# What is needed:
Wherever a line holds the word "Dołęga", copy that line out.

Extracted records:
* BEGIN *

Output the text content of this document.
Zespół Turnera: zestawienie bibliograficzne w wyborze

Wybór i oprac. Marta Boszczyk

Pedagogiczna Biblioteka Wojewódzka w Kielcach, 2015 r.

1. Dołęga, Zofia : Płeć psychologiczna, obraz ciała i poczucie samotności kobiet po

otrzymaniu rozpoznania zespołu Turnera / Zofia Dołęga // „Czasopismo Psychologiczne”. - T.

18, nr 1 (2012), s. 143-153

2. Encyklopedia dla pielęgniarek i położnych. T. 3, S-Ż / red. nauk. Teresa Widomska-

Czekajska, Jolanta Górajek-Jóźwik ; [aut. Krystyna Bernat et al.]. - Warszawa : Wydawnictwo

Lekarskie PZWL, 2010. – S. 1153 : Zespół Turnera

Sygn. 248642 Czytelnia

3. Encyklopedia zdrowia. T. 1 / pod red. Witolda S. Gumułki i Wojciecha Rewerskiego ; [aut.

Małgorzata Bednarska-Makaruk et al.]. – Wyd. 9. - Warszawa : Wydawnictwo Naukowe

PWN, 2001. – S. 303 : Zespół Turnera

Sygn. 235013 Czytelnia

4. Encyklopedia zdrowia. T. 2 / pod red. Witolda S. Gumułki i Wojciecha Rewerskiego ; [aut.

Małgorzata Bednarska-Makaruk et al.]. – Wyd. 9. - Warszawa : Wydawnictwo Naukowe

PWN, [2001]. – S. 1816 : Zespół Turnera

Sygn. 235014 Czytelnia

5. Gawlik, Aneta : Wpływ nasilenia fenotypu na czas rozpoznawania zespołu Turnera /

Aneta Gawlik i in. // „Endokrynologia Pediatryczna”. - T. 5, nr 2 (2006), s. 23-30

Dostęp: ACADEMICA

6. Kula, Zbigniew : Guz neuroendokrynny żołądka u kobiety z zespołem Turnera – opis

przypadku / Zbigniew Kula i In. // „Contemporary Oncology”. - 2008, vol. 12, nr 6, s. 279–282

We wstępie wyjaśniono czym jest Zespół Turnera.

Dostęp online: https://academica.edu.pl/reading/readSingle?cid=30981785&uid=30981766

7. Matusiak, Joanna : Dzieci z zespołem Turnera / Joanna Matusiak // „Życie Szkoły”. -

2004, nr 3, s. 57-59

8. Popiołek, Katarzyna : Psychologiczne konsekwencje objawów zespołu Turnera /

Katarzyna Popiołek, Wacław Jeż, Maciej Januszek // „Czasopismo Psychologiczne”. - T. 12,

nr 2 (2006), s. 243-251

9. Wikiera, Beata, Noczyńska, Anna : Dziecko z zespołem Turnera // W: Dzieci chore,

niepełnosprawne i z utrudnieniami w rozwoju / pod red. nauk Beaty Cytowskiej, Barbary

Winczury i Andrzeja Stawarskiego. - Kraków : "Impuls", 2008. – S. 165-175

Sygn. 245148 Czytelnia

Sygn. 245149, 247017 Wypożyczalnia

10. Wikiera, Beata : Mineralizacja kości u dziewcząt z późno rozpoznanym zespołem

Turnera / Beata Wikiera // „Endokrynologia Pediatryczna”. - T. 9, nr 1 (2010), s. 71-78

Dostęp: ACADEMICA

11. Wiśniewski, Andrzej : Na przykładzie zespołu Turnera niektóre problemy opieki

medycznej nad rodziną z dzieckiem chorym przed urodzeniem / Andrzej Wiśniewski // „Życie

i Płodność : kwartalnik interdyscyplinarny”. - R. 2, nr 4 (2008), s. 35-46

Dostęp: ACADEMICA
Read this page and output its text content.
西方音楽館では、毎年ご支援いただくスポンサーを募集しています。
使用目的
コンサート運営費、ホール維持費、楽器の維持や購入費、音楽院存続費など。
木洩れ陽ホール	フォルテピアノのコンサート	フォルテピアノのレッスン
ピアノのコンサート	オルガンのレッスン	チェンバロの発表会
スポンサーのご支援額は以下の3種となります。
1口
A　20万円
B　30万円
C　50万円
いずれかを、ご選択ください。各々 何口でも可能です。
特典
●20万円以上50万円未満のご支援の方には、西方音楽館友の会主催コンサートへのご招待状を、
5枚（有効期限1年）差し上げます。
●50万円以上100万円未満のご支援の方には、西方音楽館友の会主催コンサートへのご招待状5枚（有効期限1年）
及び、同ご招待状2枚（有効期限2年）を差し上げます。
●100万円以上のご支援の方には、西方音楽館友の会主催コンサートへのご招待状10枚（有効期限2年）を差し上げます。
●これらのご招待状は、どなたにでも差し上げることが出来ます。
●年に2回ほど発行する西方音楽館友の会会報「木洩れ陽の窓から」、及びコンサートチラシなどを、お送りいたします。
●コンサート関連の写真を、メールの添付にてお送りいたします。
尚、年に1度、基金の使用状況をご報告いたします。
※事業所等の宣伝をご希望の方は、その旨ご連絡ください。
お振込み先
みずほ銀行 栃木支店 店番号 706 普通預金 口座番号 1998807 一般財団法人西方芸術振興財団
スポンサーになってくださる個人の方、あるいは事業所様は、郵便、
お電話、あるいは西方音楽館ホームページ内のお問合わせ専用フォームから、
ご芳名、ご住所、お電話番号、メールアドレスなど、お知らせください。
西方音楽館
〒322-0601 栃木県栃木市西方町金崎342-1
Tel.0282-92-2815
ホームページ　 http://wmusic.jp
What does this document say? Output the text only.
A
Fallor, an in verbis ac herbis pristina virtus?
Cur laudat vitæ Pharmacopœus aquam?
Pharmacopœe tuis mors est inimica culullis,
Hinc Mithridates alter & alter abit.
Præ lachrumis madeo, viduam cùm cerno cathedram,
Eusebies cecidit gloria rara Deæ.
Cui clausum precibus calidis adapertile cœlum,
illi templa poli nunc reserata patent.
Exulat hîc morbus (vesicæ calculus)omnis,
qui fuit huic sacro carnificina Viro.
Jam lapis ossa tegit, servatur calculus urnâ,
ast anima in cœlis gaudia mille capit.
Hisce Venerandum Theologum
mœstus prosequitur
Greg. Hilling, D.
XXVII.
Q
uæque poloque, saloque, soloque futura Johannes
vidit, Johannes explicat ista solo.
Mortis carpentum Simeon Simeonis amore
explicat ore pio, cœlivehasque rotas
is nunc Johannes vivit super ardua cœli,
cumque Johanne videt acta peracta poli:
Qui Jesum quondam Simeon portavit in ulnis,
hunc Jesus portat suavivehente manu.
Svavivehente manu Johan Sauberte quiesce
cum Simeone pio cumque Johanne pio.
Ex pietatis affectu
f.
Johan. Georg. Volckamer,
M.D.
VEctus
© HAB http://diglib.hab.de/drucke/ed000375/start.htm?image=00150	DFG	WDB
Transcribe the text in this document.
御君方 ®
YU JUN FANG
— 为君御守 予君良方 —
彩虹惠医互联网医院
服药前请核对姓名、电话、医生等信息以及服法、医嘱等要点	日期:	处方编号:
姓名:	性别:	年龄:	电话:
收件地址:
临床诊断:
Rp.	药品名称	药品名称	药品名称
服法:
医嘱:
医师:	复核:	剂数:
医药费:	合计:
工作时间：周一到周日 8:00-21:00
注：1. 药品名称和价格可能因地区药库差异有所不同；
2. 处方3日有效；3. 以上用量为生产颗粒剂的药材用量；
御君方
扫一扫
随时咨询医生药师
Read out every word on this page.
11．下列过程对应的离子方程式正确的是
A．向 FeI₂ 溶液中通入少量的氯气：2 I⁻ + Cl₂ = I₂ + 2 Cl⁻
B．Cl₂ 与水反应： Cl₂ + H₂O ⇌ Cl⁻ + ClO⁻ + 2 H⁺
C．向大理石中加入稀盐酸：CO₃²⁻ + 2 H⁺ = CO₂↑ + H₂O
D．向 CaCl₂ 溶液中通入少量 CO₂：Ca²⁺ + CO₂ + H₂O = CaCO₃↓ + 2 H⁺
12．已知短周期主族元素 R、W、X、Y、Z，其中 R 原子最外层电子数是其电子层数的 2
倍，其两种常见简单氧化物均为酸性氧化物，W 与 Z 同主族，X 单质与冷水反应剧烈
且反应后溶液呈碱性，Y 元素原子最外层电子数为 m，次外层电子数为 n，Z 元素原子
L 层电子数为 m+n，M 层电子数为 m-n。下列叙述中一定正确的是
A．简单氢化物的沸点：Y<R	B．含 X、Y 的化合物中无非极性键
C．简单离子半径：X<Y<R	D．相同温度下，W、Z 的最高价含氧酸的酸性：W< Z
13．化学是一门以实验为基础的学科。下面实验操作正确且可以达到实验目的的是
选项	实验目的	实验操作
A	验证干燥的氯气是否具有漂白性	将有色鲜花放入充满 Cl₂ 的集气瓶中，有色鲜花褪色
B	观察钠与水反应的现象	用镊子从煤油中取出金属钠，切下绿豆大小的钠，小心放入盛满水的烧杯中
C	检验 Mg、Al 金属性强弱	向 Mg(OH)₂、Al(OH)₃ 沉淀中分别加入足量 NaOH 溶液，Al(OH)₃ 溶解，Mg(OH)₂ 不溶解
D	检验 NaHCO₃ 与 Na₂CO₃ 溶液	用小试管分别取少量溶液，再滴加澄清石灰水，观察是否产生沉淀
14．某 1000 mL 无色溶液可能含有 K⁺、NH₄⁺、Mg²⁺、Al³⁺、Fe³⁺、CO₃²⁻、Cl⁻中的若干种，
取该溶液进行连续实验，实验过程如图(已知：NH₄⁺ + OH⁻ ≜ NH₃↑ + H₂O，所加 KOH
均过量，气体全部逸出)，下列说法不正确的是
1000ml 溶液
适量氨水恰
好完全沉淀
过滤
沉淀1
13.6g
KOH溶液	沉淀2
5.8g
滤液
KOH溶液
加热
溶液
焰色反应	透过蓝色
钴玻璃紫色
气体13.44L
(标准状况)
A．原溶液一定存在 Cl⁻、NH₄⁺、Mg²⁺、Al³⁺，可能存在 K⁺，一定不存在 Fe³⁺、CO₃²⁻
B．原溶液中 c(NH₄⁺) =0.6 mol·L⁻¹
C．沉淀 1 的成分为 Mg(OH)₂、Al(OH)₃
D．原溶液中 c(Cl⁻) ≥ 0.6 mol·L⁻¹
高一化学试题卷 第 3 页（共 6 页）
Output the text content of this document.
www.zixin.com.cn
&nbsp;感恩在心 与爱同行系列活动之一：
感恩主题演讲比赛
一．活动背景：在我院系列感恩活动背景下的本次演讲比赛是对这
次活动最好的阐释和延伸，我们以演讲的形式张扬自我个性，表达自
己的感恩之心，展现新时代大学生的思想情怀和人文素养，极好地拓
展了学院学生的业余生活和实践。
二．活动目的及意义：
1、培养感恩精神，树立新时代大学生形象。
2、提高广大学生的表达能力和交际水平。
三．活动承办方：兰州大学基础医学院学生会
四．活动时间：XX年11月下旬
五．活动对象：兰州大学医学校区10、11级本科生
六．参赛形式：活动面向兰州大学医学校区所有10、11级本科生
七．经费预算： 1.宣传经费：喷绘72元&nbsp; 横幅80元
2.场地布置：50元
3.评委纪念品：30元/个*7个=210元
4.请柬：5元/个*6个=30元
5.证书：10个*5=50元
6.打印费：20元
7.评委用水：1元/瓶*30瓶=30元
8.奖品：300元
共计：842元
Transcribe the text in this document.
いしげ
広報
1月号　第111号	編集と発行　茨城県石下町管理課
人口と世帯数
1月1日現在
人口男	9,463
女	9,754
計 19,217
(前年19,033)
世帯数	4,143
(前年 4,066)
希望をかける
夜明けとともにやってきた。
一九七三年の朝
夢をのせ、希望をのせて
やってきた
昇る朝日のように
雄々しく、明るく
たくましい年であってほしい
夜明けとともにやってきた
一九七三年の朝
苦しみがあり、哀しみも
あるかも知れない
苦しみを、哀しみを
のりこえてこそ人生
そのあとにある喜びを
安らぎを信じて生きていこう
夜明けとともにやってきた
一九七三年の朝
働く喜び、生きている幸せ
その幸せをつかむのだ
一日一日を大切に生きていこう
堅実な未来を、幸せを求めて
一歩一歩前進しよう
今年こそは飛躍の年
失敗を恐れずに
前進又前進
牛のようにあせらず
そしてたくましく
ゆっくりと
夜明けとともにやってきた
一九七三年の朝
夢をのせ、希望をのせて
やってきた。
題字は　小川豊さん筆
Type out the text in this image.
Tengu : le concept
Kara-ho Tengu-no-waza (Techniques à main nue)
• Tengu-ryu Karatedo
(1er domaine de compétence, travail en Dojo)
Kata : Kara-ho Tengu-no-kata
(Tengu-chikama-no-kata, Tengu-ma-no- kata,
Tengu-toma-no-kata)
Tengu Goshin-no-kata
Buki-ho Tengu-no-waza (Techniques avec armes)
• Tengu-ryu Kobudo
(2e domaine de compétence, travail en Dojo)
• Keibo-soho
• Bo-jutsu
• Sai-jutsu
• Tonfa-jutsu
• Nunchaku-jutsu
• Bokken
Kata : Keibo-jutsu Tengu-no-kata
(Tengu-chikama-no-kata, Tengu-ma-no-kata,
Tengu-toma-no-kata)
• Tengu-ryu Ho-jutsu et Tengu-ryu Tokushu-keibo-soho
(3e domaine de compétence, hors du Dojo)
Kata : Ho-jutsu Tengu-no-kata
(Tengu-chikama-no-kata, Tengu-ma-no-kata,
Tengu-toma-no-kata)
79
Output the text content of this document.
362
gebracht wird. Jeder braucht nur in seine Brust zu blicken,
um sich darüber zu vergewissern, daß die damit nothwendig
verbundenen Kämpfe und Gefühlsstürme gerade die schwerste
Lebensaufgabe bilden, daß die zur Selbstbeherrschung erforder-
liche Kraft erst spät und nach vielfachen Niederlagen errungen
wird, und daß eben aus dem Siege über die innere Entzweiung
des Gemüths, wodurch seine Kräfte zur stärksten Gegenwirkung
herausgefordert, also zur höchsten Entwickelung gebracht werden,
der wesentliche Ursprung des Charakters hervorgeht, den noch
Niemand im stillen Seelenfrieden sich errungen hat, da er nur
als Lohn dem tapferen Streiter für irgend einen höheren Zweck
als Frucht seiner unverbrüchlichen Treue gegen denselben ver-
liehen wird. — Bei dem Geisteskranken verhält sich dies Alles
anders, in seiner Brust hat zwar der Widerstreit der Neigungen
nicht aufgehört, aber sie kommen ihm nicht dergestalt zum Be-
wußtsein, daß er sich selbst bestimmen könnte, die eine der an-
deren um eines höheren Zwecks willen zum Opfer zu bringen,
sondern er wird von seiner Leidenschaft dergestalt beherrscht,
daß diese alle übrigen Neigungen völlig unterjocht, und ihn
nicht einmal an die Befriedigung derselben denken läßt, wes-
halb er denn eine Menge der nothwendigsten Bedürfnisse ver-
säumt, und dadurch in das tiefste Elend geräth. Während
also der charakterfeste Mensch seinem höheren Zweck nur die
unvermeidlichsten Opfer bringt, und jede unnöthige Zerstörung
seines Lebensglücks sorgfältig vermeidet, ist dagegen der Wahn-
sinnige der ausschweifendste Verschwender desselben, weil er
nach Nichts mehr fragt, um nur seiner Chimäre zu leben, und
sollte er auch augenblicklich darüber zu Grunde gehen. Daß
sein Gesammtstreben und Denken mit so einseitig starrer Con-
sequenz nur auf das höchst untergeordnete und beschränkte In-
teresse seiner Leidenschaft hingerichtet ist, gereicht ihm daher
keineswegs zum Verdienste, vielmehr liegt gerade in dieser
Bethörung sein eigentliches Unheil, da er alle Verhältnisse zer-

* END *

# The output:
1. Dołęga, Zofia : Płeć psychologiczna, obraz ciała i poczucie samotności kobiet po
otrzymaniu rozpoznania zespołu Turnera / Zofia Dołęga // „Czasopismo Psychologiczne”. - T.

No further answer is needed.